-- Short problem --
Give all of the lines again exactly as they read.

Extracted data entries
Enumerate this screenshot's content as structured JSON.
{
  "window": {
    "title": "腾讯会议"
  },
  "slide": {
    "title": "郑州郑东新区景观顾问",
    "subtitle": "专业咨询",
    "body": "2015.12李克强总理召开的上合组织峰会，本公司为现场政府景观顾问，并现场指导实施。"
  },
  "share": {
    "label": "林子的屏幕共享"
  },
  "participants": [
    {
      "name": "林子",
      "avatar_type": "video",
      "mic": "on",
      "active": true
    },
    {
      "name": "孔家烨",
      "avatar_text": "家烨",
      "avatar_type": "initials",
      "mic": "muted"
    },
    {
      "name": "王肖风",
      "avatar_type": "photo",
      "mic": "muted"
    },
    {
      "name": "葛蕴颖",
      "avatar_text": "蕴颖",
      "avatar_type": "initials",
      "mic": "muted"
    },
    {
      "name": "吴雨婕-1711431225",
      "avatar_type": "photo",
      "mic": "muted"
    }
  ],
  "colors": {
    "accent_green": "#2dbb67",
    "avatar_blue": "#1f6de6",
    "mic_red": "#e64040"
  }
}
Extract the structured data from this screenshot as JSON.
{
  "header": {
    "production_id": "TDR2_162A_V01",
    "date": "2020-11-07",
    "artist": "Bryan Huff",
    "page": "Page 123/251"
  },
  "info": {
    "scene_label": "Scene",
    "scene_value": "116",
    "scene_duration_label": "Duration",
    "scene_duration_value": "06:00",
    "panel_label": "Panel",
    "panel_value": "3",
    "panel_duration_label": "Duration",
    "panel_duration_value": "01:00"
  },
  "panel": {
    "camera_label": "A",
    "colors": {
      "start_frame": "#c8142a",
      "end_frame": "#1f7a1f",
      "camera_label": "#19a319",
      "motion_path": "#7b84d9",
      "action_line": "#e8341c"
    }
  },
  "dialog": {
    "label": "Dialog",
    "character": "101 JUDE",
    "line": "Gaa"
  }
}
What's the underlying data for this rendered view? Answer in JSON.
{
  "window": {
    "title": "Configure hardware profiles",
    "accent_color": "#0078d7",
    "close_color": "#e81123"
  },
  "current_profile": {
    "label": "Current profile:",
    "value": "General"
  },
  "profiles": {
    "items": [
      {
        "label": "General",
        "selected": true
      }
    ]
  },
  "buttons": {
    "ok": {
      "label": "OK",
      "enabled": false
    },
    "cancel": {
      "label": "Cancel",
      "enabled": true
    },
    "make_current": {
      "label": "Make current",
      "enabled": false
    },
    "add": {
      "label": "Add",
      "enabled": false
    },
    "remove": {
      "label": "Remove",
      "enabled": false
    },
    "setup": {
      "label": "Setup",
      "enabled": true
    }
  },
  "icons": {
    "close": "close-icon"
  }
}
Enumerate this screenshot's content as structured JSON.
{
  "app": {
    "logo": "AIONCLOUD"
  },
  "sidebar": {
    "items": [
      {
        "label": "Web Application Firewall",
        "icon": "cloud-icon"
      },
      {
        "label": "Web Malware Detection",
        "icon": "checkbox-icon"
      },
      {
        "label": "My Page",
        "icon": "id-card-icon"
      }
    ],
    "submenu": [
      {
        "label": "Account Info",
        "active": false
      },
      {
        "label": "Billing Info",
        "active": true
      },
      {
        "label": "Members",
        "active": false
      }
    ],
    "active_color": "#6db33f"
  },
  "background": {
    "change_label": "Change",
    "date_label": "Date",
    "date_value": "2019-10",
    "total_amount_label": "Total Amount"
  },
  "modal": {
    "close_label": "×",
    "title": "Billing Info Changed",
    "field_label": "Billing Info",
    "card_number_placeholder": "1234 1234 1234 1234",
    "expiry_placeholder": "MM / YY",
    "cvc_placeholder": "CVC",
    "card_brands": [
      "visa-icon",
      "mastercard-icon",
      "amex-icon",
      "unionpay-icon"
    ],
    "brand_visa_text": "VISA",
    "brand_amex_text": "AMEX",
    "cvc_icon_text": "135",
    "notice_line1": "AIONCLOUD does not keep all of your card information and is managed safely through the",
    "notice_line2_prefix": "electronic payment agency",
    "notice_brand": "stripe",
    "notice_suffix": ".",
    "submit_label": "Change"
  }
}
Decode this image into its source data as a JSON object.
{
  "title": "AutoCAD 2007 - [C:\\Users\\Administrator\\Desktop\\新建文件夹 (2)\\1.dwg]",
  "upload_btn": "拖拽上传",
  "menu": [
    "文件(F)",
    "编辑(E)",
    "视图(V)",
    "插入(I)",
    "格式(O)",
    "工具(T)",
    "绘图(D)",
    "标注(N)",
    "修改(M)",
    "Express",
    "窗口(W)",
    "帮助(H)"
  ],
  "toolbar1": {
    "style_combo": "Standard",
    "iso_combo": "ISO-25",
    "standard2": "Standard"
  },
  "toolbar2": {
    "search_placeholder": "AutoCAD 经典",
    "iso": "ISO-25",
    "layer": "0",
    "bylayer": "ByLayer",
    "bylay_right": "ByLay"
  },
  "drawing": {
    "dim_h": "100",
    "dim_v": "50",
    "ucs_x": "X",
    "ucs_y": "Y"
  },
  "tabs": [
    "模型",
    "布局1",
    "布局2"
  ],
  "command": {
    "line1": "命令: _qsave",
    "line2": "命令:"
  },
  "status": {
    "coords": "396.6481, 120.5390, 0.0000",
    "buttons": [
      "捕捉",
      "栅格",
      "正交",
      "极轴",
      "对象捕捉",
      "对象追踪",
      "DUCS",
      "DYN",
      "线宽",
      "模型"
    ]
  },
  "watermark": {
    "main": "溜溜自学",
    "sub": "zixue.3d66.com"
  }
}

-- Answer to the task --
Enumerate this screenshot's content as structured JSON.
{
  "window": {
    "title": "腾讯会议"
  },
  "slide": {
    "title": "郑州郑东新区景观顾问",
    "subtitle": "专业咨询",
    "body": "2015.12李克强总理召开的上合组织峰会，本公司为现场政府景观顾问，并现场指导实施。"
  },
  "share": {
    "label": "林子的屏幕共享"
  },
  "participants": [
    {
      "name": "林子",
      "avatar_type": "video",
      "mic": "on",
      "active": true
    },
    {
      "name": "孔家烨",
      "avatar_text": "家烨",
      "avatar_type": "initials",
      "mic": "muted"
    },
    {
      "name": "王肖风",
      "avatar_type": "photo",
      "mic": "muted"
    },
    {
      "name": "葛蕴颖",
      "avatar_text": "蕴颖",
      "avatar_type": "initials",
      "mic": "muted"
    },
    {
      "name": "吴雨婕-1711431225",
      "avatar_type": "photo",
      "mic": "muted"
    }
  ],
  "colors": {
    "accent_green": "#2dbb67",
    "avatar_blue": "#1f6de6",
    "mic_red": "#e64040"
  }
}
Extract the structured data from this screenshot as JSON.
{
  "header": {
    "production_id": "TDR2_162A_V01",
    "date": "2020-11-07",
    "artist": "Bryan Huff",
    "page": "Page 123/251"
  },
  "info": {
    "scene_label": "Scene",
    "scene_value": "116",
    "scene_duration_label": "Duration",
    "scene_duration_value": "06:00",
    "panel_label": "Panel",
    "panel_value": "3",
    "panel_duration_label": "Duration",
    "panel_duration_value": "01:00"
  },
  "panel": {
    "camera_label": "A",
    "colors": {
      "start_frame": "#c8142a",
      "end_frame": "#1f7a1f",
      "camera_label": "#19a319",
      "motion_path": "#7b84d9",
      "action_line": "#e8341c"
    }
  },
  "dialog": {
    "label": "Dialog",
    "character": "101 JUDE",
    "line": "Gaa"
  }
}
What's the underlying data for this rendered view? Answer in JSON.
{
  "window": {
    "title": "Configure hardware profiles",
    "accent_color": "#0078d7",
    "close_color": "#e81123"
  },
  "current_profile": {
    "label": "Current profile:",
    "value": "General"
  },
  "profiles": {
    "items": [
      {
        "label": "General",
        "selected": true
      }
    ]
  },
  "buttons": {
    "ok": {
      "label": "OK",
      "enabled": false
    },
    "cancel": {
      "label": "Cancel",
      "enabled": true
    },
    "make_current": {
      "label": "Make current",
      "enabled": false
    },
    "add": {
      "label": "Add",
      "enabled": false
    },
    "remove": {
      "label": "Remove",
      "enabled": false
    },
    "setup": {
      "label": "Setup",
      "enabled": true
    }
  },
  "icons": {
    "close": "close-icon"
  }
}
Enumerate this screenshot's content as structured JSON.
{
  "app": {
    "logo": "AIONCLOUD"
  },
  "sidebar": {
    "items": [
      {
        "label": "Web Application Firewall",
        "icon": "cloud-icon"
      },
      {
        "label": "Web Malware Detection",
        "icon": "checkbox-icon"
      },
      {
        "label": "My Page",
        "icon": "id-card-icon"
      }
    ],
    "submenu": [
      {
        "label": "Account Info",
        "active": false
      },
      {
        "label": "Billing Info",
        "active": true
      },
      {
        "label": "Members",
        "active": false
      }
    ],
    "active_color": "#6db33f"
  },
  "background": {
    "change_label": "Change",
    "date_label": "Date",
    "date_value": "2019-10",
    "total_amount_label": "Total Amount"
  },
  "modal": {
    "close_label": "×",
    "title": "Billing Info Changed",
    "field_label": "Billing Info",
    "card_number_placeholder": "1234 1234 1234 1234",
    "expiry_placeholder": "MM / YY",
    "cvc_placeholder": "CVC",
    "card_brands": [
      "visa-icon",
      "mastercard-icon",
      "amex-icon",
      "unionpay-icon"
    ],
    "brand_visa_text": "VISA",
    "brand_amex_text": "AMEX",
    "cvc_icon_text": "135",
    "notice_line1": "AIONCLOUD does not keep all of your card information and is managed safely through the",
    "notice_line2_prefix": "electronic payment agency",
    "notice_brand": "stripe",
    "notice_suffix": ".",
    "submit_label": "Change"
  }
}
Decode this image into its source data as a JSON object.
{
  "title": "AutoCAD 2007 - [C:\\Users\\Administrator\\Desktop\\新建文件夹 (2)\\1.dwg]",
  "upload_btn": "拖拽上传",
  "menu": [
    "文件(F)",
    "编辑(E)",
    "视图(V)",
    "插入(I)",
    "格式(O)",
    "工具(T)",
    "绘图(D)",
    "标注(N)",
    "修改(M)",
    "Express",
    "窗口(W)",
    "帮助(H)"
  ],
  "toolbar1": {
    "style_combo": "Standard",
    "iso_combo": "ISO-25",
    "standard2": "Standard"
  },
  "toolbar2": {
    "search_placeholder": "AutoCAD 经典",
    "iso": "ISO-25",
    "layer": "0",
    "bylayer": "ByLayer",
    "bylay_right": "ByLay"
  },
  "drawing": {
    "dim_h": "100",
    "dim_v": "50",
    "ucs_x": "X",
    "ucs_y": "Y"
  },
  "tabs": [
    "模型",
    "布局1",
    "布局2"
  ],
  "command": {
    "line1": "命令: _qsave",
    "line2": "命令:"
  },
  "status": {
    "coords": "396.6481, 120.5390, 0.0000",
    "buttons": [
      "捕捉",
      "栅格",
      "正交",
      "极轴",
      "对象捕捉",
      "对象追踪",
      "DUCS",
      "DYN",
      "线宽",
      "模型"
    ]
  },
  "watermark": {
    "main": "溜溜自学",
    "sub": "zixue.3d66.com"
  }
}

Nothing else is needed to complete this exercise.